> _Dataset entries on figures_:
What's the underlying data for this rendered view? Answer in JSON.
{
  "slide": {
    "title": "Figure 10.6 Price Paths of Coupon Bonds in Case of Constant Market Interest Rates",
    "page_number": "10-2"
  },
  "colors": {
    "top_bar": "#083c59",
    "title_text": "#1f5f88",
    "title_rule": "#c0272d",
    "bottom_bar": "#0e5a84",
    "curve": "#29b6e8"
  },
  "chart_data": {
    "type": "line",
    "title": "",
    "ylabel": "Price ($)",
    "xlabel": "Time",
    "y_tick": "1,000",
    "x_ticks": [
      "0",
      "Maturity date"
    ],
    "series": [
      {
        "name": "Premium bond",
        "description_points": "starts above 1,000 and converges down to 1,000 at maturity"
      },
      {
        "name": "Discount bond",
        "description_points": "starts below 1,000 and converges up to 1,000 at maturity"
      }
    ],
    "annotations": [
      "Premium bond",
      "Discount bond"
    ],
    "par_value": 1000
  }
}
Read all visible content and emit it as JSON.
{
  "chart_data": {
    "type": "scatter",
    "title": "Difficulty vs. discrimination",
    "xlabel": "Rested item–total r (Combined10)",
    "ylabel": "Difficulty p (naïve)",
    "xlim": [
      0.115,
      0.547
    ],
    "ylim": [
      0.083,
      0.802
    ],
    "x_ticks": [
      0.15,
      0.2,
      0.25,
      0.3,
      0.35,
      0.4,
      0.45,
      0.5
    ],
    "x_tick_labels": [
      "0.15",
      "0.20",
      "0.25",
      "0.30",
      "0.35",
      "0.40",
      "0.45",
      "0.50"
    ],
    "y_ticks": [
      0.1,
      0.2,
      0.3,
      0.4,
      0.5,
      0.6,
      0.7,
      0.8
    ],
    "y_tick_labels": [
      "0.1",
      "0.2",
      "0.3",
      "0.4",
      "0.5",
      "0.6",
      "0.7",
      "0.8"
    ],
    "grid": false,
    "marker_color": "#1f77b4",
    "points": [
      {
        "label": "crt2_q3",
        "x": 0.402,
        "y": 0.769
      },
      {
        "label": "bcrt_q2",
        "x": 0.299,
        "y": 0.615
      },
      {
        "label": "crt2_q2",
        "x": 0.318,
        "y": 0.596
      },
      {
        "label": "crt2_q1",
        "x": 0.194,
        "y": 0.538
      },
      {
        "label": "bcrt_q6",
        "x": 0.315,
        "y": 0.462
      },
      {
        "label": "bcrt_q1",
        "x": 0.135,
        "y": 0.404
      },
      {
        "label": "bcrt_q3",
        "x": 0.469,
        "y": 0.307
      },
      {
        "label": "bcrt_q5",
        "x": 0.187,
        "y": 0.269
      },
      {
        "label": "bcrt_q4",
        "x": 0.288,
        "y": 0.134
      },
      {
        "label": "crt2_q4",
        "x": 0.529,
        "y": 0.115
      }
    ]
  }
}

...

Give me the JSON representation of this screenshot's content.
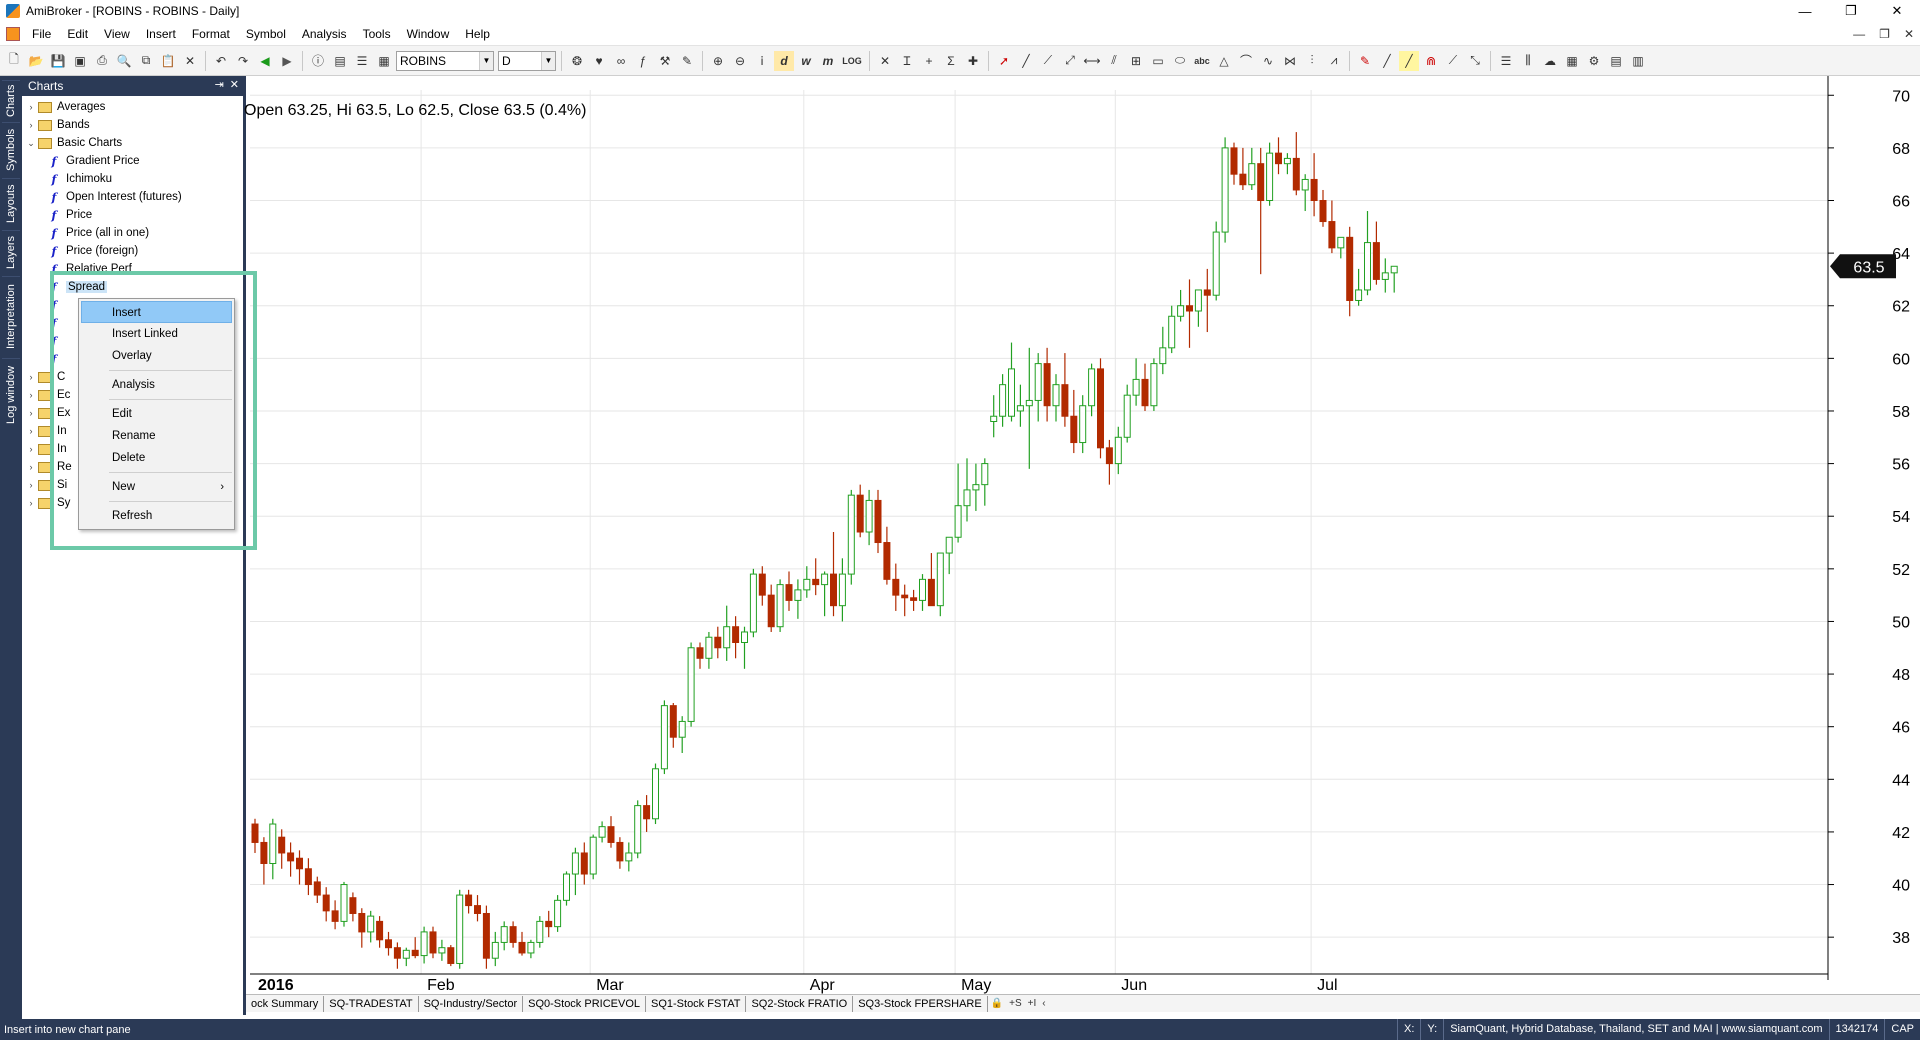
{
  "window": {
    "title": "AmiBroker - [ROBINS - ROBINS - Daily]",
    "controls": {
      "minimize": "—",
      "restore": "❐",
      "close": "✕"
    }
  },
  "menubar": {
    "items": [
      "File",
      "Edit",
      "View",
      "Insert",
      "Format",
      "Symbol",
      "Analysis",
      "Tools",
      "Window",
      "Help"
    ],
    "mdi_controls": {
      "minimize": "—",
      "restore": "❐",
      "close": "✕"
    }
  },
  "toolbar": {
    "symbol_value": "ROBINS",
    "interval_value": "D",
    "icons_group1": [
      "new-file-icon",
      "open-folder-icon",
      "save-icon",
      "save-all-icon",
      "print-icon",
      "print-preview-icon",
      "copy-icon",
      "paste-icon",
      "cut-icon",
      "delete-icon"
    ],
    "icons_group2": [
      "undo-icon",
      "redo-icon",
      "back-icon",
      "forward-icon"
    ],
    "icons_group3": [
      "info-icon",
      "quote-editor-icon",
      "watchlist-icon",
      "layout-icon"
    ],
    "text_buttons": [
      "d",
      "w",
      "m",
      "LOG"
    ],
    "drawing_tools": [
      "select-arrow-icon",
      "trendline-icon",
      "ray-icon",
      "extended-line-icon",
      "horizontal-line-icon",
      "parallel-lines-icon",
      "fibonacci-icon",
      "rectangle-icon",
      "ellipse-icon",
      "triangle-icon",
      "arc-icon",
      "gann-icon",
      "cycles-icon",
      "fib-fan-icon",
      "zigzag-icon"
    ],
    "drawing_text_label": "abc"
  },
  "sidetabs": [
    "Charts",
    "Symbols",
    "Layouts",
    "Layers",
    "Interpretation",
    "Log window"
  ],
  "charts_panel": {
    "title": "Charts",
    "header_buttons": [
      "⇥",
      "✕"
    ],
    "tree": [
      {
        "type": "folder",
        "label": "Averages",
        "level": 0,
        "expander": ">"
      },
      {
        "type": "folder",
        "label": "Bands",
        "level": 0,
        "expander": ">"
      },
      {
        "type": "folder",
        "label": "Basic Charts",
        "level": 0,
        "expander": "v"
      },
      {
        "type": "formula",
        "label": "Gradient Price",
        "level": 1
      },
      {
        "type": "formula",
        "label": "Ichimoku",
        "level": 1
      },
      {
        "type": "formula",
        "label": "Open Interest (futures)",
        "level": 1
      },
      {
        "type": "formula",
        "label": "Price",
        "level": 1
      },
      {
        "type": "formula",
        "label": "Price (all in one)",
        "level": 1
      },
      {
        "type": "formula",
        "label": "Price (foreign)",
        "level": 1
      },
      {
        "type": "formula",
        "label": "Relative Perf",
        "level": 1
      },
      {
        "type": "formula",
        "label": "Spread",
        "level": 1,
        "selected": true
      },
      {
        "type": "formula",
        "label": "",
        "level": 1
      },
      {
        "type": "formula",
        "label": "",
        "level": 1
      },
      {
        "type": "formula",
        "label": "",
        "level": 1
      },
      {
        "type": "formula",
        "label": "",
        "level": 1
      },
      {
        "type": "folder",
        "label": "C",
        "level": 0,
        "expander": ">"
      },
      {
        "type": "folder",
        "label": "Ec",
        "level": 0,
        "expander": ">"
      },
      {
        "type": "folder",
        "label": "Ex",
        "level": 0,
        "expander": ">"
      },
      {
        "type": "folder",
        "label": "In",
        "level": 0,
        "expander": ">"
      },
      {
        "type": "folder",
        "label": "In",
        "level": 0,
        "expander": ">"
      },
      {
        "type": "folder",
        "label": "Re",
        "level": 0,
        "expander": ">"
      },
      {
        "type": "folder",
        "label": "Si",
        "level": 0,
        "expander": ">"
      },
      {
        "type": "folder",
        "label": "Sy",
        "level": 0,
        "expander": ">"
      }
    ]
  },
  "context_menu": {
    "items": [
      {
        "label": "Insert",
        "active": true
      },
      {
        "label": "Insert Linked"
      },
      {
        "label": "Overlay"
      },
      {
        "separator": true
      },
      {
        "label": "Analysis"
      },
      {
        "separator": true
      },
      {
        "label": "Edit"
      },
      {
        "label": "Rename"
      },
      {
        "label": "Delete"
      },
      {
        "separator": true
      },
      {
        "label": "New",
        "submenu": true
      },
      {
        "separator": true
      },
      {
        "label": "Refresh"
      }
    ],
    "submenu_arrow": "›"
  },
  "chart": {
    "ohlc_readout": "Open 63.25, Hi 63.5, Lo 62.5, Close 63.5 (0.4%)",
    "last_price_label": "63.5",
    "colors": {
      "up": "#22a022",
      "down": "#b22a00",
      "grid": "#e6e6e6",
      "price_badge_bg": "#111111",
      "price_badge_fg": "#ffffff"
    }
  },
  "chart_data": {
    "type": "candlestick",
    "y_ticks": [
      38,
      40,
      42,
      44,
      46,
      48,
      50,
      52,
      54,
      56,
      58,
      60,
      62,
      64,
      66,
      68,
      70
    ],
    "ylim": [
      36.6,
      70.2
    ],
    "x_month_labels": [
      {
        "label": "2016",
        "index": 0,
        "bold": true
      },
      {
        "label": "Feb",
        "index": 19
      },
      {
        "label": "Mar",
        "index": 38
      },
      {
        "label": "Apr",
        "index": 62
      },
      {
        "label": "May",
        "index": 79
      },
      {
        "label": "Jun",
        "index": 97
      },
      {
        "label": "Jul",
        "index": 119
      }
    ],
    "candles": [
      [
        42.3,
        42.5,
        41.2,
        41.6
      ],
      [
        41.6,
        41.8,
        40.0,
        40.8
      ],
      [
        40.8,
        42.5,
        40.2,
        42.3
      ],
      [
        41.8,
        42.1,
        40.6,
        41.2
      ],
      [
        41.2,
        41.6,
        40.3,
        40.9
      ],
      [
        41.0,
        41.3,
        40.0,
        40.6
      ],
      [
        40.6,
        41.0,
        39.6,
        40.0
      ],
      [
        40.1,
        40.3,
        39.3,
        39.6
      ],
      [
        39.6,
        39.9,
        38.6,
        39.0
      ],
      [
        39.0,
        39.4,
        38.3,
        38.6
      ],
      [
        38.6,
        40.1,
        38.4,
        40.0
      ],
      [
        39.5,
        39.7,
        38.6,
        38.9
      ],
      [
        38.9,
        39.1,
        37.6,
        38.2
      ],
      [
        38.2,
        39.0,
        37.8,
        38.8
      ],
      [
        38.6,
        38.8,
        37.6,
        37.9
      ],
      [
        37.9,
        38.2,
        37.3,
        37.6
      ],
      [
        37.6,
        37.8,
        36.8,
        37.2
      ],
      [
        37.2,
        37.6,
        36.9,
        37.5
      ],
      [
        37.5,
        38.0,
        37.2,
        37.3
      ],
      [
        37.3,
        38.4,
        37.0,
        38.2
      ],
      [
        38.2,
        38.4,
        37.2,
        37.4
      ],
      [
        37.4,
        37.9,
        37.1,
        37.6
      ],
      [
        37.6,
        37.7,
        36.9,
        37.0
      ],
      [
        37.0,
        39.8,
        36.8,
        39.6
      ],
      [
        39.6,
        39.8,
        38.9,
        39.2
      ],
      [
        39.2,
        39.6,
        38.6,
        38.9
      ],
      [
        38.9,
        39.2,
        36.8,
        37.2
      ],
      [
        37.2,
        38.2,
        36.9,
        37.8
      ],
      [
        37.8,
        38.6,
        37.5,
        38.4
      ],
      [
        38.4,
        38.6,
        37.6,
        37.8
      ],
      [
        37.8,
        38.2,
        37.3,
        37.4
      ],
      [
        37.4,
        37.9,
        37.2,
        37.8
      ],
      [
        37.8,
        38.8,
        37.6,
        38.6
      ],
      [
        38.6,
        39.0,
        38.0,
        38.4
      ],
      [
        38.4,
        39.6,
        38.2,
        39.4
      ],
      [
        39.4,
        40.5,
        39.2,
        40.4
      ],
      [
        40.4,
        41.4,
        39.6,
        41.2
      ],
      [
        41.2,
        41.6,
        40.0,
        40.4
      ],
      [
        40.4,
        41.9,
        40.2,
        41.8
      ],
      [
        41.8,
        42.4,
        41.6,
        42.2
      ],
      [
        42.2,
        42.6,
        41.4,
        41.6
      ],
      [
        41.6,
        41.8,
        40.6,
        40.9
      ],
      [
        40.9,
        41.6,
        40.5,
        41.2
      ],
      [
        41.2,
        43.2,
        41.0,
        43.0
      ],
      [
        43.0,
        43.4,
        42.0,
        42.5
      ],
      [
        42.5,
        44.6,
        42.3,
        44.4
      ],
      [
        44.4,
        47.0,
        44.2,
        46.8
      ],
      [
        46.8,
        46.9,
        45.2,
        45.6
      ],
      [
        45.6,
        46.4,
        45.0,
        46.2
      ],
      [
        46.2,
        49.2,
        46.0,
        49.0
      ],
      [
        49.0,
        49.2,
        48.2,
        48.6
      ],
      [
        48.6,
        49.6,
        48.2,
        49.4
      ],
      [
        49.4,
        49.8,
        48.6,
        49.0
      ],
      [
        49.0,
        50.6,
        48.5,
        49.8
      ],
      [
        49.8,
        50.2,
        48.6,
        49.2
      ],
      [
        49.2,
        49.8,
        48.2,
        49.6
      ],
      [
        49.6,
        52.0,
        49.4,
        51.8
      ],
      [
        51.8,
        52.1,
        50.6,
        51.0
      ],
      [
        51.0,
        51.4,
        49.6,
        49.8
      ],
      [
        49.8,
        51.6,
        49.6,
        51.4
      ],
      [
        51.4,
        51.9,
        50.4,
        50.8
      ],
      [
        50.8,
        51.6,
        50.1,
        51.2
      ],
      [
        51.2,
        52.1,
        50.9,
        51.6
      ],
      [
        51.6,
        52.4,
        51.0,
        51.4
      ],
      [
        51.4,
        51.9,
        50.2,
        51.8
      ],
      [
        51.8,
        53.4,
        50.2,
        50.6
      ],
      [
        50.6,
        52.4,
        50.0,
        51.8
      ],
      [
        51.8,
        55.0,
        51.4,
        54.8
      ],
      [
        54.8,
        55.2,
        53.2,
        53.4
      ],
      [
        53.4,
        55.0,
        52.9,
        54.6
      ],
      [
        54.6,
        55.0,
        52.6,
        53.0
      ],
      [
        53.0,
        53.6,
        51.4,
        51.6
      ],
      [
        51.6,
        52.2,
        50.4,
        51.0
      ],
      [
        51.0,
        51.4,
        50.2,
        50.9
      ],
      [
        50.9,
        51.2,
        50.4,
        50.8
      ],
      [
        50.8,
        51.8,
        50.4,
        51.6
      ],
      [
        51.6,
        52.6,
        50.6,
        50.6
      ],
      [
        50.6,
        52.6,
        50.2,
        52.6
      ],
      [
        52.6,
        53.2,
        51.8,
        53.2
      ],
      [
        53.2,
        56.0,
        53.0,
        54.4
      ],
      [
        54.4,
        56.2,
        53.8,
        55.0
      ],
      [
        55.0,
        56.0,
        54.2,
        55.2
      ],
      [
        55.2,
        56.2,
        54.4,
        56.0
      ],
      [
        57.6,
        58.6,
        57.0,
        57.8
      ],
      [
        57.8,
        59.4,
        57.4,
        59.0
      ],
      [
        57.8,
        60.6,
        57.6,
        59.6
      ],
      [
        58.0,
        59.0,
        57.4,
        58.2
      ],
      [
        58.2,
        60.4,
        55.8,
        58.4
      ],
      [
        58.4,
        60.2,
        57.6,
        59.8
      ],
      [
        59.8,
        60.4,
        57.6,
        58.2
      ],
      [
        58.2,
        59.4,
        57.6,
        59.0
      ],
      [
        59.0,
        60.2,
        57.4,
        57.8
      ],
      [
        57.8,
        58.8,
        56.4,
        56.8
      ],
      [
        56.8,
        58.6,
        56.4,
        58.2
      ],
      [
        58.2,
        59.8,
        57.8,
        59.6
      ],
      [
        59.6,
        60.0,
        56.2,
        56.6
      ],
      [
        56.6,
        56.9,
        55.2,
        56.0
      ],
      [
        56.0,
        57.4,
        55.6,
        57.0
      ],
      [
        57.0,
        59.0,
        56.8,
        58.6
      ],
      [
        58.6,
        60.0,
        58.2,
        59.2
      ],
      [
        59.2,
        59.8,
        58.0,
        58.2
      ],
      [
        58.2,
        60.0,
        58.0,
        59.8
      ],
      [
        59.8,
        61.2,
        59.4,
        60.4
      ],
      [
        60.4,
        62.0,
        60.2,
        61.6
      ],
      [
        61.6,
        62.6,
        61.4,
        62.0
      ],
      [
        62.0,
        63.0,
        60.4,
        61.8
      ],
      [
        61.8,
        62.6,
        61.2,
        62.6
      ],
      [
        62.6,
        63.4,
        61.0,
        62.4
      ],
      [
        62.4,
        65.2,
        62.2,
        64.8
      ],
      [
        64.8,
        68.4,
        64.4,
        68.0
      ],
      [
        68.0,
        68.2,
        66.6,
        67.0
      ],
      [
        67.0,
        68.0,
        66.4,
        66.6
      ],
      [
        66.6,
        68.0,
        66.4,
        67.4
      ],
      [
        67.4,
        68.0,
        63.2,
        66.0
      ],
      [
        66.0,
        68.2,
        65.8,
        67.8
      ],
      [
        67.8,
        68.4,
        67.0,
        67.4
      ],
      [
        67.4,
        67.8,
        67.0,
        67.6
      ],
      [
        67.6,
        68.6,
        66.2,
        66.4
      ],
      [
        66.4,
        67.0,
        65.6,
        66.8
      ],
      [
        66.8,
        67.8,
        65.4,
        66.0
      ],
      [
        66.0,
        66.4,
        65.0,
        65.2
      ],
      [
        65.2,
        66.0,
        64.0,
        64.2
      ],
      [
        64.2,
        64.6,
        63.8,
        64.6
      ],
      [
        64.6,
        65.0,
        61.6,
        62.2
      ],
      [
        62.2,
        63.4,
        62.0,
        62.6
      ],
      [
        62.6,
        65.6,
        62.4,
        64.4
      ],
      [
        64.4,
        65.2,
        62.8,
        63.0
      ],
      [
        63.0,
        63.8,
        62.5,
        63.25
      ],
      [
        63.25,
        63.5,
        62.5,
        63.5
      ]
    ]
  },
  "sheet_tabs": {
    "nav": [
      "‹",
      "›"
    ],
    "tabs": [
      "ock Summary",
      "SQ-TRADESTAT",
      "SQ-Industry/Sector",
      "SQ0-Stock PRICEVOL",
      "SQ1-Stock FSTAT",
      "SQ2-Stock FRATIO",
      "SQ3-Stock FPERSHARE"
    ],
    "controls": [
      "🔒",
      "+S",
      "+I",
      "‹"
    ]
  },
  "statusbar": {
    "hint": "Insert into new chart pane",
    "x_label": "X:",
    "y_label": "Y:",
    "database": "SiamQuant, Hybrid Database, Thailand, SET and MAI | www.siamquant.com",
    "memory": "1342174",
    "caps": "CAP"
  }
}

> _DIRECTIVE_: Find "starts". Copy every line it occurs in.

> _EXERCISE RESPONSE_:
        "description_points": "starts above 1,000 and converges down to 1,000 at maturity"
        "description_points": "starts below 1,000 and converges up to 1,000 at maturity"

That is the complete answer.